Items listed in a dataset
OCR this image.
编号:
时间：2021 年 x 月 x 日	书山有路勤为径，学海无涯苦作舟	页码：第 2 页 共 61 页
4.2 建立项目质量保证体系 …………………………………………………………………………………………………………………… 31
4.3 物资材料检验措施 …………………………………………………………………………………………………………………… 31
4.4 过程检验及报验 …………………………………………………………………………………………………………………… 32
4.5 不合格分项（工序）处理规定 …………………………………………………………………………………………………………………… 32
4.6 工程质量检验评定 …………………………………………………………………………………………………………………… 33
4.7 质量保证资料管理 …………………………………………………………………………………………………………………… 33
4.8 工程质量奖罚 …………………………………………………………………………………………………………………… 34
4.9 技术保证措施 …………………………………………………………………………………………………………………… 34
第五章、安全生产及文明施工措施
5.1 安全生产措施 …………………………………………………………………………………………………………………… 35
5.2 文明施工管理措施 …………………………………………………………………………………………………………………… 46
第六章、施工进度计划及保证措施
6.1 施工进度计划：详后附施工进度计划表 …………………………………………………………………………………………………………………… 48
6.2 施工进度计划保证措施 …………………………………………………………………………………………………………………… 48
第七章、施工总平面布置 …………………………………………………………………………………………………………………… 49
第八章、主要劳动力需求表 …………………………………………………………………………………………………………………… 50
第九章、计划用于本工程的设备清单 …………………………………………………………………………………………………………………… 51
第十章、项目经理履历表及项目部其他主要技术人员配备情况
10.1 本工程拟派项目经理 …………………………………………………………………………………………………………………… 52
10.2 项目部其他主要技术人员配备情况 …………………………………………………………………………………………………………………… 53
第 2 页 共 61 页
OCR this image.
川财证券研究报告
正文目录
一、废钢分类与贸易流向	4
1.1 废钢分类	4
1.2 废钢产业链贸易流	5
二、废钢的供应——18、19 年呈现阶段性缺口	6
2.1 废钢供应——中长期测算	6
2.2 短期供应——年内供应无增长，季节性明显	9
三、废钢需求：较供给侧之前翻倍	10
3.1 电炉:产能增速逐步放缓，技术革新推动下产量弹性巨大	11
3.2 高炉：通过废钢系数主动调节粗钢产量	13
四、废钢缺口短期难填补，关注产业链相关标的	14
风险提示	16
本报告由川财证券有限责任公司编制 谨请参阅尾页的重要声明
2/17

**Set problem:** From the records above, extract each line exactly as shown.

**Full answer:**
OCR this image.
编号:
时间：2021 年 x 月 x 日	书山有路勤为径，学海无涯苦作舟	页码：第 2 页 共 61 页
4.2 建立项目质量保证体系 …………………………………………………………………………………………………………………… 31
4.3 物资材料检验措施 …………………………………………………………………………………………………………………… 31
4.4 过程检验及报验 …………………………………………………………………………………………………………………… 32
4.5 不合格分项（工序）处理规定 …………………………………………………………………………………………………………………… 32
4.6 工程质量检验评定 …………………………………………………………………………………………………………………… 33
4.7 质量保证资料管理 …………………………………………………………………………………………………………………… 33
4.8 工程质量奖罚 …………………………………………………………………………………………………………………… 34
4.9 技术保证措施 …………………………………………………………………………………………………………………… 34
第五章、安全生产及文明施工措施
5.1 安全生产措施 …………………………………………………………………………………………………………………… 35
5.2 文明施工管理措施 …………………………………………………………………………………………………………………… 46
第六章、施工进度计划及保证措施
6.1 施工进度计划：详后附施工进度计划表 …………………………………………………………………………………………………………………… 48
6.2 施工进度计划保证措施 …………………………………………………………………………………………………………………… 48
第七章、施工总平面布置 …………………………………………………………………………………………………………………… 49
第八章、主要劳动力需求表 …………………………………………………………………………………………………………………… 50
第九章、计划用于本工程的设备清单 …………………………………………………………………………………………………………………… 51
第十章、项目经理履历表及项目部其他主要技术人员配备情况
10.1 本工程拟派项目经理 …………………………………………………………………………………………………………………… 52
10.2 项目部其他主要技术人员配备情况 …………………………………………………………………………………………………………………… 53
第 2 页 共 61 页
OCR this image.
川财证券研究报告
正文目录
一、废钢分类与贸易流向	4
1.1 废钢分类	4
1.2 废钢产业链贸易流	5
二、废钢的供应——18、19 年呈现阶段性缺口	6
2.1 废钢供应——中长期测算	6
2.2 短期供应——年内供应无增长，季节性明显	9
三、废钢需求：较供给侧之前翻倍	10
3.1 电炉:产能增速逐步放缓，技术革新推动下产量弹性巨大	11
3.2 高炉：通过废钢系数主动调节粗钢产量	13
四、废钢缺口短期难填补，关注产业链相关标的	14
风险提示	16
本报告由川财证券有限责任公司编制 谨请参阅尾页的重要声明
2/17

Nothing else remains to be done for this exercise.